Saved data entries
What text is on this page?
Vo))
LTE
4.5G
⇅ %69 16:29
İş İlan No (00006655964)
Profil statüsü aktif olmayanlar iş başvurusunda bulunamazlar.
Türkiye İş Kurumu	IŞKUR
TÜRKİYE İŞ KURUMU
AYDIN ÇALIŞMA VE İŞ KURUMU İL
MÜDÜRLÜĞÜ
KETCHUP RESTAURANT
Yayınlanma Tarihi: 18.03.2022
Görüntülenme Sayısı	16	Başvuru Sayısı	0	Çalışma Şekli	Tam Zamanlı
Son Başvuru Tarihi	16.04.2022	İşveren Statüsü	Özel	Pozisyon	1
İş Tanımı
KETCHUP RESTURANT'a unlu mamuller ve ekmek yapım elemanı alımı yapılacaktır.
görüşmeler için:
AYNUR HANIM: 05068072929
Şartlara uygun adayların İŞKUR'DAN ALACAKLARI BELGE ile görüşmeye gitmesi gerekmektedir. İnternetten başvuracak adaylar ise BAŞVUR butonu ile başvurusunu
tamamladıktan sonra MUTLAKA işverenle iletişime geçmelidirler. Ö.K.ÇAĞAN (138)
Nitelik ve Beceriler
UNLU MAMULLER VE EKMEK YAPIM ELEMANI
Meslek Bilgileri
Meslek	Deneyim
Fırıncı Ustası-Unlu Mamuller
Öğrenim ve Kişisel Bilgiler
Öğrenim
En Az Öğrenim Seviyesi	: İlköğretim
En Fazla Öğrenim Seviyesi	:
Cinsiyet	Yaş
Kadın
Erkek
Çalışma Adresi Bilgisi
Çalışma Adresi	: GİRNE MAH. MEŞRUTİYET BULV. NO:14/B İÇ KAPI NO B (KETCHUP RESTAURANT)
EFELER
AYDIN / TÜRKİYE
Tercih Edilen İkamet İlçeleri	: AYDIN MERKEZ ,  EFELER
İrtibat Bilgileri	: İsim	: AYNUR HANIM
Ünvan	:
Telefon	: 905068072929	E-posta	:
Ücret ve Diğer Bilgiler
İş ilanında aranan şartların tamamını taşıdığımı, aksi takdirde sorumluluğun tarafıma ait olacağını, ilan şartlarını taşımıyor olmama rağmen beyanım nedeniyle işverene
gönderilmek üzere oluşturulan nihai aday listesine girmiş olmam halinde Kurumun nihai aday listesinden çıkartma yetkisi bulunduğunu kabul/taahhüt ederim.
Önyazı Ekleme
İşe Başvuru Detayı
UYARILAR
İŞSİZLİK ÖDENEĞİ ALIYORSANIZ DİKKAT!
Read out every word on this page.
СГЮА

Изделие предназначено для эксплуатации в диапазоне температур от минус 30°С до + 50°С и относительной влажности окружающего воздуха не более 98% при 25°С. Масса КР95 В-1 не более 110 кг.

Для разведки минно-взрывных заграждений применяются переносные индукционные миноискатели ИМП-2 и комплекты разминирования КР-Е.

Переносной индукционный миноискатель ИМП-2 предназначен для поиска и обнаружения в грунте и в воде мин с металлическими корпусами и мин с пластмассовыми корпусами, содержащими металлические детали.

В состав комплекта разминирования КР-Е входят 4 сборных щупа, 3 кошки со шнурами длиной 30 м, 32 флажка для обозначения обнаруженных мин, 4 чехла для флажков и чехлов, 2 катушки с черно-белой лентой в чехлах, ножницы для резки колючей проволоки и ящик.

▸ **Written task**
Copy in full each line that holds the word "Öğrenim".

▸ **Problem solution**
Öğrenim ve Kişisel Bilgiler
Öğrenim
En Az Öğrenim Seviyesi	: İlköğretim
En Fazla Öğrenim Seviyesi	:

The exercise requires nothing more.